### Task brief:
Give back each entry unchanged, minus pictures.

::::::

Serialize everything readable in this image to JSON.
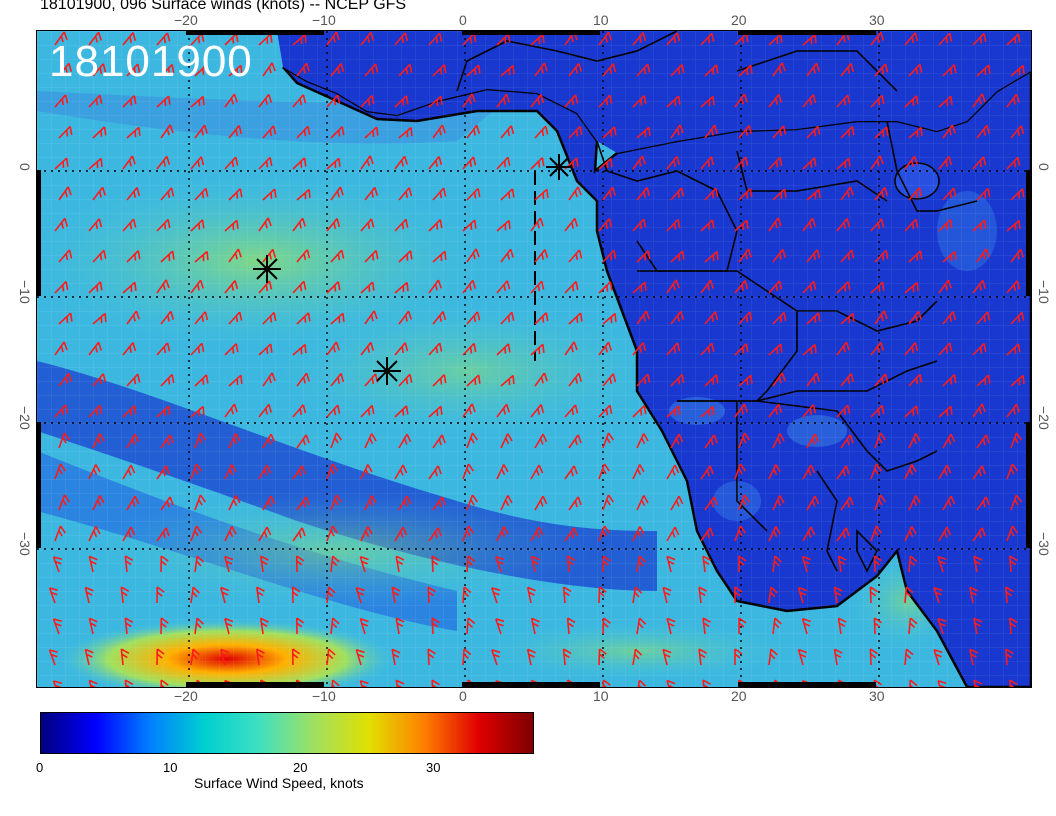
{
  "title": "18101900, 096 Surface winds (knots) -- NCEP GFS",
  "stamp": "18101900",
  "colorbar": {
    "label": "Surface Wind Speed, knots",
    "ticks": [
      "0",
      "10",
      "20",
      "30"
    ],
    "range": [
      0,
      38
    ],
    "colors": [
      "#00007f",
      "#0000ff",
      "#0080ff",
      "#00d0d0",
      "#40e0c0",
      "#a0e060",
      "#e0e000",
      "#ff8000",
      "#e00000",
      "#7f0000"
    ]
  },
  "axes": {
    "lon_top": [
      "−20",
      "−10",
      "0",
      "10",
      "20",
      "30"
    ],
    "lon_bottom": [
      "−20",
      "−10",
      "0",
      "10",
      "20",
      "30"
    ],
    "lat_left": [
      "0",
      "−10",
      "−20",
      "−30"
    ],
    "lat_right": [
      "0",
      "−10",
      "−20",
      "−30"
    ]
  },
  "colors": {
    "barb": "#ff1a1a",
    "coast": "#000000",
    "ocean_base": "#40c0e0",
    "land_base": "#1030d0"
  }
}
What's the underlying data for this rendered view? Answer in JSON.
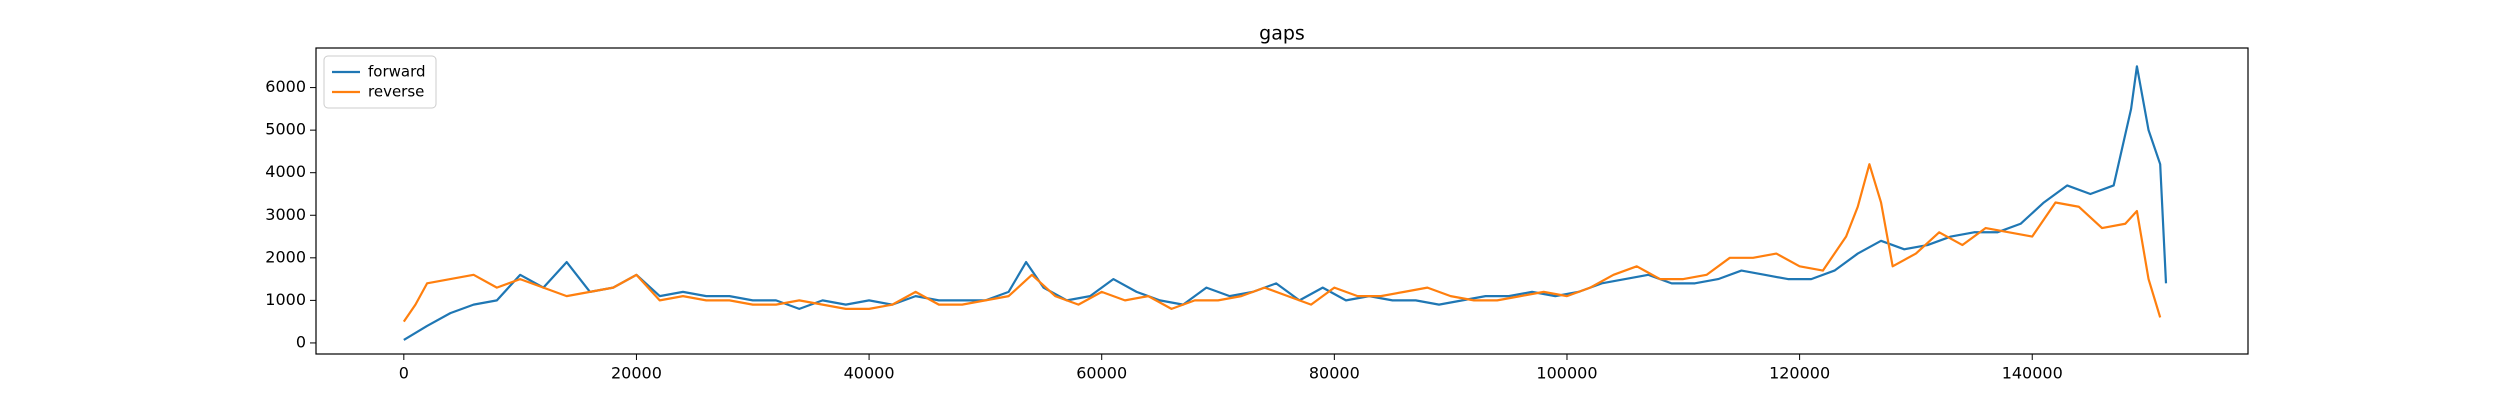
{
  "chart_data": {
    "type": "line",
    "title": "gaps",
    "xlim": [
      -7550,
      158550
    ],
    "ylim": [
      -260,
      6930
    ],
    "xticks": [
      0,
      20000,
      40000,
      60000,
      80000,
      100000,
      120000,
      140000
    ],
    "yticks": [
      0,
      1000,
      2000,
      3000,
      4000,
      5000,
      6000
    ],
    "legend": "upper left",
    "series": [
      {
        "name": "forward",
        "color": "#1f77b4",
        "x": [
          0,
          2000,
          4000,
          6000,
          8000,
          10000,
          12000,
          14000,
          16000,
          18000,
          20000,
          22000,
          24000,
          26000,
          28000,
          30000,
          32000,
          34000,
          36000,
          38000,
          40000,
          42000,
          44000,
          46000,
          48000,
          50000,
          52000,
          53500,
          55000,
          57000,
          59000,
          61000,
          63000,
          65000,
          67000,
          69000,
          71000,
          73000,
          75000,
          77000,
          79000,
          81000,
          83000,
          85000,
          87000,
          89000,
          91000,
          93000,
          95000,
          97000,
          99000,
          101000,
          103000,
          105000,
          107000,
          109000,
          111000,
          113000,
          115000,
          117000,
          119000,
          121000,
          123000,
          125000,
          127000,
          129000,
          131000,
          133000,
          135000,
          137000,
          139000,
          141000,
          143000,
          145000,
          147000,
          148500,
          149000,
          150000,
          151000,
          151500
        ],
        "values": [
          70,
          400,
          700,
          900,
          1000,
          1600,
          1300,
          1900,
          1200,
          1300,
          1600,
          1100,
          1200,
          1100,
          1100,
          1000,
          1000,
          800,
          1000,
          900,
          1000,
          900,
          1100,
          1000,
          1000,
          1000,
          1200,
          1900,
          1300,
          1000,
          1100,
          1500,
          1200,
          1000,
          900,
          1300,
          1100,
          1200,
          1400,
          1000,
          1300,
          1000,
          1100,
          1000,
          1000,
          900,
          1000,
          1100,
          1100,
          1200,
          1100,
          1200,
          1400,
          1500,
          1600,
          1400,
          1400,
          1500,
          1700,
          1600,
          1500,
          1500,
          1700,
          2100,
          2400,
          2200,
          2300,
          2500,
          2600,
          2600,
          2800,
          3300,
          3700,
          3500,
          3700,
          5500,
          6500,
          5000,
          4200,
          1400
        ]
      },
      {
        "name": "reverse",
        "color": "#ff7f0e",
        "x": [
          0,
          1000,
          2000,
          4000,
          6000,
          8000,
          10000,
          12000,
          14000,
          16000,
          18000,
          20000,
          22000,
          24000,
          26000,
          28000,
          30000,
          32000,
          34000,
          36000,
          38000,
          40000,
          42000,
          44000,
          46000,
          48000,
          50000,
          52000,
          54000,
          56000,
          58000,
          60000,
          62000,
          64000,
          66000,
          68000,
          70000,
          72000,
          74000,
          76000,
          78000,
          80000,
          82000,
          84000,
          86000,
          88000,
          90000,
          92000,
          94000,
          96000,
          98000,
          100000,
          102000,
          104000,
          106000,
          108000,
          110000,
          112000,
          114000,
          116000,
          118000,
          120000,
          122000,
          124000,
          125000,
          126000,
          127000,
          128000,
          130000,
          132000,
          134000,
          136000,
          138000,
          140000,
          142000,
          144000,
          146000,
          148000,
          149000,
          150000,
          151000
        ],
        "values": [
          500,
          900,
          1400,
          1500,
          1600,
          1300,
          1500,
          1300,
          1100,
          1200,
          1300,
          1600,
          1000,
          1100,
          1000,
          1000,
          900,
          900,
          1000,
          900,
          800,
          800,
          900,
          1200,
          900,
          900,
          1000,
          1100,
          1600,
          1100,
          900,
          1200,
          1000,
          1100,
          800,
          1000,
          1000,
          1100,
          1300,
          1100,
          900,
          1300,
          1100,
          1100,
          1200,
          1300,
          1100,
          1000,
          1000,
          1100,
          1200,
          1100,
          1300,
          1600,
          1800,
          1500,
          1500,
          1600,
          2000,
          2000,
          2100,
          1800,
          1700,
          2500,
          3200,
          4200,
          3300,
          1800,
          2100,
          2600,
          2300,
          2700,
          2600,
          2500,
          3300,
          3200,
          2700,
          2800,
          3100,
          1500,
          600
        ]
      }
    ]
  }
}
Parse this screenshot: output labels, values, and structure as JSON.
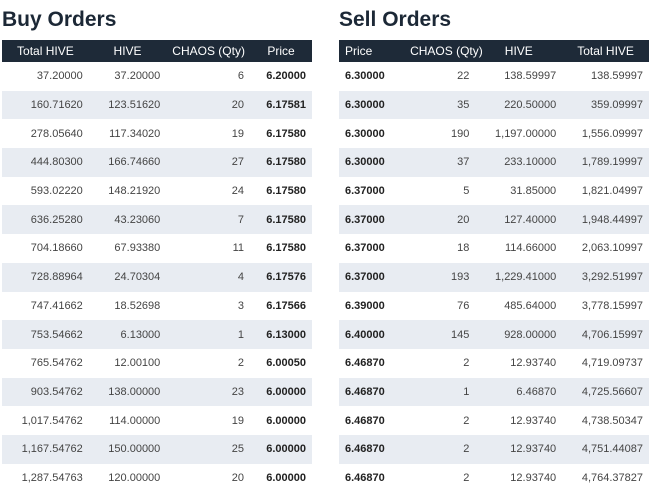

::::::

### Solution:
Serialize everything readable in this image to JSON.
{
  "title": "18101900, 096 Surface winds (knots) -- NCEP GFS",
  "stamp": "18101900",
  "colorbar": {
    "label": "Surface Wind Speed, knots",
    "ticks": [
      "0",
      "10",
      "20",
      "30"
    ],
    "range": [
      0,
      38
    ],
    "colors": [
      "#00007f",
      "#0000ff",
      "#0080ff",
      "#00d0d0",
      "#40e0c0",
      "#a0e060",
      "#e0e000",
      "#ff8000",
      "#e00000",
      "#7f0000"
    ]
  },
  "axes": {
    "lon_top": [
      "−20",
      "−10",
      "0",
      "10",
      "20",
      "30"
    ],
    "lon_bottom": [
      "−20",
      "−10",
      "0",
      "10",
      "20",
      "30"
    ],
    "lat_left": [
      "0",
      "−10",
      "−20",
      "−30"
    ],
    "lat_right": [
      "0",
      "−10",
      "−20",
      "−30"
    ]
  },
  "colors": {
    "barb": "#ff1a1a",
    "coast": "#000000",
    "ocean_base": "#40c0e0",
    "land_base": "#1030d0"
  }
}
What's the underlying data for this rendered view? Answer in JSON.
{
  "chart_data": {
    "type": "line",
    "title": "gaps",
    "xlim": [
      -7550,
      158550
    ],
    "ylim": [
      -260,
      6930
    ],
    "xticks": [
      0,
      20000,
      40000,
      60000,
      80000,
      100000,
      120000,
      140000
    ],
    "yticks": [
      0,
      1000,
      2000,
      3000,
      4000,
      5000,
      6000
    ],
    "legend": "upper left",
    "series": [
      {
        "name": "forward",
        "color": "#1f77b4",
        "x": [
          0,
          2000,
          4000,
          6000,
          8000,
          10000,
          12000,
          14000,
          16000,
          18000,
          20000,
          22000,
          24000,
          26000,
          28000,
          30000,
          32000,
          34000,
          36000,
          38000,
          40000,
          42000,
          44000,
          46000,
          48000,
          50000,
          52000,
          53500,
          55000,
          57000,
          59000,
          61000,
          63000,
          65000,
          67000,
          69000,
          71000,
          73000,
          75000,
          77000,
          79000,
          81000,
          83000,
          85000,
          87000,
          89000,
          91000,
          93000,
          95000,
          97000,
          99000,
          101000,
          103000,
          105000,
          107000,
          109000,
          111000,
          113000,
          115000,
          117000,
          119000,
          121000,
          123000,
          125000,
          127000,
          129000,
          131000,
          133000,
          135000,
          137000,
          139000,
          141000,
          143000,
          145000,
          147000,
          148500,
          149000,
          150000,
          151000,
          151500
        ],
        "values": [
          70,
          400,
          700,
          900,
          1000,
          1600,
          1300,
          1900,
          1200,
          1300,
          1600,
          1100,
          1200,
          1100,
          1100,
          1000,
          1000,
          800,
          1000,
          900,
          1000,
          900,
          1100,
          1000,
          1000,
          1000,
          1200,
          1900,
          1300,
          1000,
          1100,
          1500,
          1200,
          1000,
          900,
          1300,
          1100,
          1200,
          1400,
          1000,
          1300,
          1000,
          1100,
          1000,
          1000,
          900,
          1000,
          1100,
          1100,
          1200,
          1100,
          1200,
          1400,
          1500,
          1600,
          1400,
          1400,
          1500,
          1700,
          1600,
          1500,
          1500,
          1700,
          2100,
          2400,
          2200,
          2300,
          2500,
          2600,
          2600,
          2800,
          3300,
          3700,
          3500,
          3700,
          5500,
          6500,
          5000,
          4200,
          1400
        ]
      },
      {
        "name": "reverse",
        "color": "#ff7f0e",
        "x": [
          0,
          1000,
          2000,
          4000,
          6000,
          8000,
          10000,
          12000,
          14000,
          16000,
          18000,
          20000,
          22000,
          24000,
          26000,
          28000,
          30000,
          32000,
          34000,
          36000,
          38000,
          40000,
          42000,
          44000,
          46000,
          48000,
          50000,
          52000,
          54000,
          56000,
          58000,
          60000,
          62000,
          64000,
          66000,
          68000,
          70000,
          72000,
          74000,
          76000,
          78000,
          80000,
          82000,
          84000,
          86000,
          88000,
          90000,
          92000,
          94000,
          96000,
          98000,
          100000,
          102000,
          104000,
          106000,
          108000,
          110000,
          112000,
          114000,
          116000,
          118000,
          120000,
          122000,
          124000,
          125000,
          126000,
          127000,
          128000,
          130000,
          132000,
          134000,
          136000,
          138000,
          140000,
          142000,
          144000,
          146000,
          148000,
          149000,
          150000,
          151000
        ],
        "values": [
          500,
          900,
          1400,
          1500,
          1600,
          1300,
          1500,
          1300,
          1100,
          1200,
          1300,
          1600,
          1000,
          1100,
          1000,
          1000,
          900,
          900,
          1000,
          900,
          800,
          800,
          900,
          1200,
          900,
          900,
          1000,
          1100,
          1600,
          1100,
          900,
          1200,
          1000,
          1100,
          800,
          1000,
          1000,
          1100,
          1300,
          1100,
          900,
          1300,
          1100,
          1100,
          1200,
          1300,
          1100,
          1000,
          1000,
          1100,
          1200,
          1100,
          1300,
          1600,
          1800,
          1500,
          1500,
          1600,
          2000,
          2000,
          2100,
          1800,
          1700,
          2500,
          3200,
          4200,
          3300,
          1800,
          2100,
          2600,
          2300,
          2700,
          2600,
          2500,
          3300,
          3200,
          2700,
          2800,
          3100,
          1500,
          600
        ]
      }
    ]
  }
}
Parse this screenshot: output labels, values, and structure as JSON.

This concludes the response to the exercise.